### Task material
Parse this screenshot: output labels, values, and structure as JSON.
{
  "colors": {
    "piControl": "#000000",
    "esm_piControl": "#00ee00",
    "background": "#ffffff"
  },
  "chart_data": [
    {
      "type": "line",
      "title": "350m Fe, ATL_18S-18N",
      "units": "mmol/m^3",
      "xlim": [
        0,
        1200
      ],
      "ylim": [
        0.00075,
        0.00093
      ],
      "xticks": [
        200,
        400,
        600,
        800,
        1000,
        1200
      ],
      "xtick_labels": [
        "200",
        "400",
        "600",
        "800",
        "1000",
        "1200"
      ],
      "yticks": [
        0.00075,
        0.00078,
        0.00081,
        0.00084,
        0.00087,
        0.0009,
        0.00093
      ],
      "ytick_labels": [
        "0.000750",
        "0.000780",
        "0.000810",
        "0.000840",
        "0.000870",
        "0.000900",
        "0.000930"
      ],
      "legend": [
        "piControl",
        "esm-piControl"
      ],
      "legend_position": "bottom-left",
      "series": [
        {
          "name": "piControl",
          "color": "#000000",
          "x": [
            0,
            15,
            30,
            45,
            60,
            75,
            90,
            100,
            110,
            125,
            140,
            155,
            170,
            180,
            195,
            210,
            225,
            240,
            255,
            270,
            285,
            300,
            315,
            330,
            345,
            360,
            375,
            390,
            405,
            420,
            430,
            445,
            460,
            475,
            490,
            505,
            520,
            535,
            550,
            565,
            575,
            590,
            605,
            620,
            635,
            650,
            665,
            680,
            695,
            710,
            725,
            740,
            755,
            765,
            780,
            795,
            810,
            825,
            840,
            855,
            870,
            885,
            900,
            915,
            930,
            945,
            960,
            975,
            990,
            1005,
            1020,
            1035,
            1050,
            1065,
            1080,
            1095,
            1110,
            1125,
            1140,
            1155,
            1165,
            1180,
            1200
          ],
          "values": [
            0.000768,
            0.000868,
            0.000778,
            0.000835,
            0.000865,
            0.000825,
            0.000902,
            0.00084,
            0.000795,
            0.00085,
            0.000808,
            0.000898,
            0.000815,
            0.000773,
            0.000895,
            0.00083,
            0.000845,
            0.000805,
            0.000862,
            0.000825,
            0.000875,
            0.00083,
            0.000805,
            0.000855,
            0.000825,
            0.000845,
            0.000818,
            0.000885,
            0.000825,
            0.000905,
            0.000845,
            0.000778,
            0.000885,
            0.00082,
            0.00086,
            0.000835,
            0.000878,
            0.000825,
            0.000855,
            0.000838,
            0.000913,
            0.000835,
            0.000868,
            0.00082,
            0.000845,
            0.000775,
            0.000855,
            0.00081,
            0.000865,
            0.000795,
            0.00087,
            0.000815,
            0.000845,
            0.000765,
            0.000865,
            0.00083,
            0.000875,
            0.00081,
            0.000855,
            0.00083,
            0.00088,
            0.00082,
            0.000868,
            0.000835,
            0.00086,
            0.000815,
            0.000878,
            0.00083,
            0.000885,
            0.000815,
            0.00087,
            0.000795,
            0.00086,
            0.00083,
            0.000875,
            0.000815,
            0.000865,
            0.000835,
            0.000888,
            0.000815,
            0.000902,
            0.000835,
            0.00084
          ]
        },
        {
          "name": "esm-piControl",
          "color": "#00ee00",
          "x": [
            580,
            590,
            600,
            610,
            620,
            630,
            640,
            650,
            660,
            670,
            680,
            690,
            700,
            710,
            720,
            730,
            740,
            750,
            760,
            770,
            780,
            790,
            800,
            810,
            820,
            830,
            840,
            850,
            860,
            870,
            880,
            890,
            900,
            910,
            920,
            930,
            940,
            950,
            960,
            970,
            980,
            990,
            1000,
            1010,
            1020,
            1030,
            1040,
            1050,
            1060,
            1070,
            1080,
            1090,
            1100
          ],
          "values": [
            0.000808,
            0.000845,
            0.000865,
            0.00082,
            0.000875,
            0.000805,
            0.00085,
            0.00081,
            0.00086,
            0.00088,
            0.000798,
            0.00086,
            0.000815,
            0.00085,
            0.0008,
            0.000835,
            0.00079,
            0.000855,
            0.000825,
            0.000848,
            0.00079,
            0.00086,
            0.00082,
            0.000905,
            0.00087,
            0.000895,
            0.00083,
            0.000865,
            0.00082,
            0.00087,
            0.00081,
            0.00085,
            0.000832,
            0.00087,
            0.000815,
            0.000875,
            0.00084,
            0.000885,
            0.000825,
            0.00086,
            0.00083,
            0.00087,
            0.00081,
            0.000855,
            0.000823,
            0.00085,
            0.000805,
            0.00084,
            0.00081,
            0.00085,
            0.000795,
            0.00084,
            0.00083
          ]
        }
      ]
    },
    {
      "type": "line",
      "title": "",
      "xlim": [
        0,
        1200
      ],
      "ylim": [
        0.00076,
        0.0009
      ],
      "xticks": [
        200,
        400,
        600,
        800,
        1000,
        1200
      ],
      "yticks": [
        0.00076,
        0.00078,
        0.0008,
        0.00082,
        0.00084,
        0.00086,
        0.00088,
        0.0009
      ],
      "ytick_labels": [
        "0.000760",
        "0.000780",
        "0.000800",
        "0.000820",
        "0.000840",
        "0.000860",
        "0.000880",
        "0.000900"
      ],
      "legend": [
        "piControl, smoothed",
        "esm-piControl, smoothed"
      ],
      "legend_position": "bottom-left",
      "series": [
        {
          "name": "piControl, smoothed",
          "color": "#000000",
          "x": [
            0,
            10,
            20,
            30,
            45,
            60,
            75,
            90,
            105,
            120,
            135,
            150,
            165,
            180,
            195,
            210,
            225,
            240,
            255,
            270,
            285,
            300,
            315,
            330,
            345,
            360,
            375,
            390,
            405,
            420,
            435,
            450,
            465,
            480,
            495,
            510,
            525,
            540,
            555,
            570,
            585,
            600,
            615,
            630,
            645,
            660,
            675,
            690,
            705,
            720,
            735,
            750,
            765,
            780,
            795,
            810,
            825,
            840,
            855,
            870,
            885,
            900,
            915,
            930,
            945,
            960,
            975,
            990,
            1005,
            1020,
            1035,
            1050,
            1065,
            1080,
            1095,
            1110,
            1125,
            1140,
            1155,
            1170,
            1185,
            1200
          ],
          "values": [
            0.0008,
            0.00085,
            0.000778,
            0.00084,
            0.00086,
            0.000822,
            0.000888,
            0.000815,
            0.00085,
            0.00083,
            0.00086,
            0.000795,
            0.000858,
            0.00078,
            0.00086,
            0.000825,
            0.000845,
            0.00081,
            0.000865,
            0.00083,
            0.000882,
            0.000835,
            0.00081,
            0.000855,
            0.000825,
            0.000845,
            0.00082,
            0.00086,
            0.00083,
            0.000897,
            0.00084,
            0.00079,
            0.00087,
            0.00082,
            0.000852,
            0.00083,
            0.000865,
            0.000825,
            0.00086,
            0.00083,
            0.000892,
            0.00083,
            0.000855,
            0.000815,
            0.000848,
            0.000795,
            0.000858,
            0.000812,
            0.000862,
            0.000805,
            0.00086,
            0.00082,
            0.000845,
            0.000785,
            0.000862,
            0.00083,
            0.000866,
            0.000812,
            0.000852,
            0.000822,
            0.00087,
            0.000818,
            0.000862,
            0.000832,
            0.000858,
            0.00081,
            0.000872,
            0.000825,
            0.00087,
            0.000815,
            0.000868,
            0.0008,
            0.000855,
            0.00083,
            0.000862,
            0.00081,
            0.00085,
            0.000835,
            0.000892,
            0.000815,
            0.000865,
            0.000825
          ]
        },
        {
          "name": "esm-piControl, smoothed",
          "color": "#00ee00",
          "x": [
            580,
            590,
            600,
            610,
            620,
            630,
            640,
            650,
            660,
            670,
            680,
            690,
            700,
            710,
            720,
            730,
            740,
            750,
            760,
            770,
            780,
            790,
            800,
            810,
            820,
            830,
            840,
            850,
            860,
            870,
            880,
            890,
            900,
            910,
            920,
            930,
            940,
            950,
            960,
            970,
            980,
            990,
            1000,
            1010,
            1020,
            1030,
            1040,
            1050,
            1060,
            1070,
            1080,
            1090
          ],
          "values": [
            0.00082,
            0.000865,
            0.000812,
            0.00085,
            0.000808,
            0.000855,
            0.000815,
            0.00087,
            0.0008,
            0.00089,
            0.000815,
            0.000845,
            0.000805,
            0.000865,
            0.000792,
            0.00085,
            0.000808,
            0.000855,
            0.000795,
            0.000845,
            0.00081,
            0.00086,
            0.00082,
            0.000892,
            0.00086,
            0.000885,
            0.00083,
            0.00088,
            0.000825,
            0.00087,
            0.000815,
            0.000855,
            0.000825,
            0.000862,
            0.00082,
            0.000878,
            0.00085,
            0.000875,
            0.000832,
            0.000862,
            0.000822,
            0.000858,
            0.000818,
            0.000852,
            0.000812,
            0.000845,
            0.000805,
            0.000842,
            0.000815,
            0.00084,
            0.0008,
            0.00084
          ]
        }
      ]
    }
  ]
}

### Goal
How many of the lines above hold the word "smoothed"? Give only that number.

### Response to this task
4